▶ [Objective]: Gather all lines in the entries that include the word "document".

────────────────────────────────────────

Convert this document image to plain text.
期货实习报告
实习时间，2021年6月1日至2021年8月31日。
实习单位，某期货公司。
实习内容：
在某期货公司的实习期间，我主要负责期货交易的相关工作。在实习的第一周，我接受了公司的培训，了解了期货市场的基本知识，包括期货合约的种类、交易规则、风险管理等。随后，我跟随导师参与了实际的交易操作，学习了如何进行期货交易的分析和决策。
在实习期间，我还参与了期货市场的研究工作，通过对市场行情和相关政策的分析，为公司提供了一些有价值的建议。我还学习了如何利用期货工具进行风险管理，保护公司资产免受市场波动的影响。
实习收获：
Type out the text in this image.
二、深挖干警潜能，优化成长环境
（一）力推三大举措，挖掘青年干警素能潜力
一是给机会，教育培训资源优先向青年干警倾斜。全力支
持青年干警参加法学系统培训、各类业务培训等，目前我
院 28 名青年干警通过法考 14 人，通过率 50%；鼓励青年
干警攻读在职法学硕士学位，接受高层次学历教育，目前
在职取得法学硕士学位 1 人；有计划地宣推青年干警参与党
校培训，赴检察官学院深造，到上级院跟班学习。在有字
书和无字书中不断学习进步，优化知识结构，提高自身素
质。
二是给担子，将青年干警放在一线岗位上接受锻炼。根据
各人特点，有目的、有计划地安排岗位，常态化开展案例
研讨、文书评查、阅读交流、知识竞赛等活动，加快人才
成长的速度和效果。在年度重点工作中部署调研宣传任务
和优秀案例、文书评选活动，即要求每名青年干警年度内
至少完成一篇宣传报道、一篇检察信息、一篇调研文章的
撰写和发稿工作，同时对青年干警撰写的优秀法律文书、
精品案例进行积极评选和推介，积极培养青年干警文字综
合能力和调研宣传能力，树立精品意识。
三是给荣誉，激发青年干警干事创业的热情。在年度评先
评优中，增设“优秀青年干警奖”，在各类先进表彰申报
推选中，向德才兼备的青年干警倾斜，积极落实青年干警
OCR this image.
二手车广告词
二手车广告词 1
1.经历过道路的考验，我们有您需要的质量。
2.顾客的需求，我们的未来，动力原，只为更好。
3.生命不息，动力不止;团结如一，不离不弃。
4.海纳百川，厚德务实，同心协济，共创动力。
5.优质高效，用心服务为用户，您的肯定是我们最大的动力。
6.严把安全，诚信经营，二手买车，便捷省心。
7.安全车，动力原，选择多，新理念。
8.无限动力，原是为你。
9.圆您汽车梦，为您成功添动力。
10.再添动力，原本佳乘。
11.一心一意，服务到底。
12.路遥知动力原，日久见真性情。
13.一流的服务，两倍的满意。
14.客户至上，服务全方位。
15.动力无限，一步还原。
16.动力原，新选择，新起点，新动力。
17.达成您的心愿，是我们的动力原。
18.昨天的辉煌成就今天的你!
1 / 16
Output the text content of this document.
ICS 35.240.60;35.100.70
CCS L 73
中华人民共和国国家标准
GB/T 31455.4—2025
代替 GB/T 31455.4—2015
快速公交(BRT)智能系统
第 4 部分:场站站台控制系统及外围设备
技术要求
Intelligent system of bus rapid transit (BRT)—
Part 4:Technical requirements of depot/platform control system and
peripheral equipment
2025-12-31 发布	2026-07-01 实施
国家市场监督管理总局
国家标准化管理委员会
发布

────────────────────────────────────────

▶ [Worked solution]:
Convert this document image to plain text.
Output the text content of this document.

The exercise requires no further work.